WHAT IS BEING ASKED:
Repeat everything from the line containing "itemize the components" down to the line containing "export-netcdf-button[interactable]: Export NetCDF", both included, and leave the pictures out of your answer.

**** GIVEN RECORDS

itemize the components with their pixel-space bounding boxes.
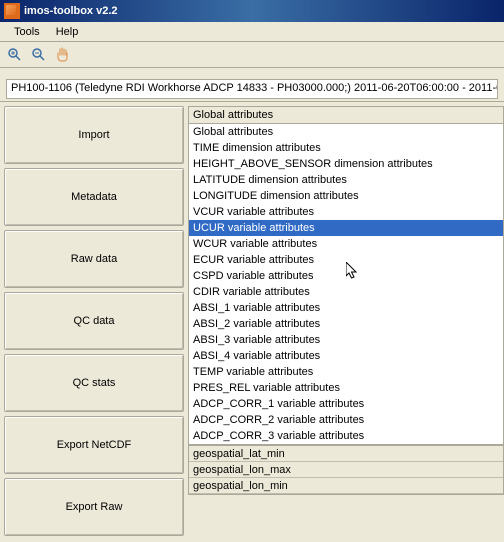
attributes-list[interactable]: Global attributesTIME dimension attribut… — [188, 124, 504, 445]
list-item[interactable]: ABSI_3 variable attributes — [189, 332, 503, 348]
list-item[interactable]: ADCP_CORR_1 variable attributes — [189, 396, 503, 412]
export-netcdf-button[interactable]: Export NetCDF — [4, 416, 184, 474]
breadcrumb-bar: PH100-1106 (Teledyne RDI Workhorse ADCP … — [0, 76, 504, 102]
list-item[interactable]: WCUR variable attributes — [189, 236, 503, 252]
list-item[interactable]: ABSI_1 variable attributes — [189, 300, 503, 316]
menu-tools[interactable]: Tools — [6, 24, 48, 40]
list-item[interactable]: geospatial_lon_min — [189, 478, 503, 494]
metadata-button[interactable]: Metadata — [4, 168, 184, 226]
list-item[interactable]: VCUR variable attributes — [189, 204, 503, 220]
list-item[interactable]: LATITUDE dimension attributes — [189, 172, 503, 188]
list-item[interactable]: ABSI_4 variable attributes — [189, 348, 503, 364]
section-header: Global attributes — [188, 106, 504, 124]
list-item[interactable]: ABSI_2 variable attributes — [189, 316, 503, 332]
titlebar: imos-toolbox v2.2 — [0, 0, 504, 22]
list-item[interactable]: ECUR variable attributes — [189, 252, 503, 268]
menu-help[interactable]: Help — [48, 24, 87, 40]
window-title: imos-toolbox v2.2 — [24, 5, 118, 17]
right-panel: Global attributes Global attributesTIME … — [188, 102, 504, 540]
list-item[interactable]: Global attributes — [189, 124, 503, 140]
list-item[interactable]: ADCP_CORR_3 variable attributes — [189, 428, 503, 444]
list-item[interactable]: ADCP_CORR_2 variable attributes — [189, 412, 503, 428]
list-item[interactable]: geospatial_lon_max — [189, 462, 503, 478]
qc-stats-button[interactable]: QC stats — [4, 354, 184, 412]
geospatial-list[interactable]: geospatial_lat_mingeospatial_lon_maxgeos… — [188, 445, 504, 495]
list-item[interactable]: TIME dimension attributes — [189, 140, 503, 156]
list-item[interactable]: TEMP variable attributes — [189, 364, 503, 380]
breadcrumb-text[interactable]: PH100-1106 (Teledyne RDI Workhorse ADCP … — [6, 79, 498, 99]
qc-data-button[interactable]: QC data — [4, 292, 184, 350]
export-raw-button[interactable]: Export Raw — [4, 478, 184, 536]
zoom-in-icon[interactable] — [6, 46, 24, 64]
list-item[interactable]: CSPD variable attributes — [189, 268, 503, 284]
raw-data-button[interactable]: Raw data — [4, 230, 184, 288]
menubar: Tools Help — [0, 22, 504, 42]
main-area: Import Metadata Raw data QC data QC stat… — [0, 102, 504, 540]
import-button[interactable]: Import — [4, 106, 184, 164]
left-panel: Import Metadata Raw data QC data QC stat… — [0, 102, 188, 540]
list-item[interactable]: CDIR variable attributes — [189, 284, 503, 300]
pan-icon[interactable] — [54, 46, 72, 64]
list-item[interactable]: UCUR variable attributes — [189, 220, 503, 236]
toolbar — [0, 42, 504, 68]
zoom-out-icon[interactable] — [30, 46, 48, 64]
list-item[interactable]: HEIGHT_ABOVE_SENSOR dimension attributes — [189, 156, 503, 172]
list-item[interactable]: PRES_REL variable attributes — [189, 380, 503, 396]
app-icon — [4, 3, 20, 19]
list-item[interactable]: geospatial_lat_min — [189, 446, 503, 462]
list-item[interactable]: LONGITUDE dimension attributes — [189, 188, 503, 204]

********
**** GIVEN RECORDS

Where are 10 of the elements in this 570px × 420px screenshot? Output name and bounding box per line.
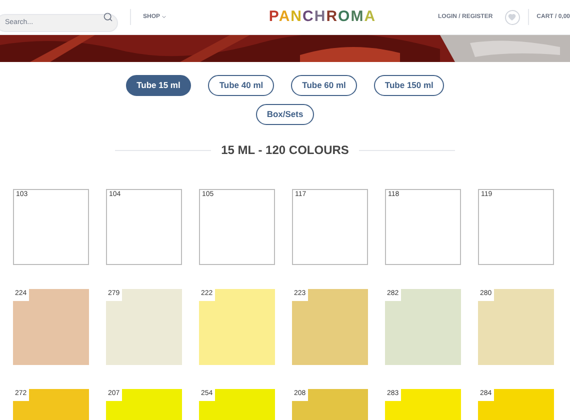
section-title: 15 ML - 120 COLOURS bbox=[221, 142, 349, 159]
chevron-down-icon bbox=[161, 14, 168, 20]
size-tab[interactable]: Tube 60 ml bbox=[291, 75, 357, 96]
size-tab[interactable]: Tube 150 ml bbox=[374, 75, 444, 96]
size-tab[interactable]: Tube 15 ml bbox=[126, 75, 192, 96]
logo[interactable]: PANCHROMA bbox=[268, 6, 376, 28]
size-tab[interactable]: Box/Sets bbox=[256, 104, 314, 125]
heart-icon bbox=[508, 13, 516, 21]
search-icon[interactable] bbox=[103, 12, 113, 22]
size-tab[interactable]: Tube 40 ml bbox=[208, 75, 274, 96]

********

THE RESPONSE:
itemize the components with their pixel-space bounding boxes.
attributes-list[interactable]: Global attributesTIME dimension attribut… — [188, 124, 504, 445]
list-item[interactable]: ABSI_3 variable attributes — [189, 332, 503, 348]
list-item[interactable]: ADCP_CORR_1 variable attributes — [189, 396, 503, 412]
export-netcdf-button[interactable]: Export NetCDF — [4, 416, 184, 474]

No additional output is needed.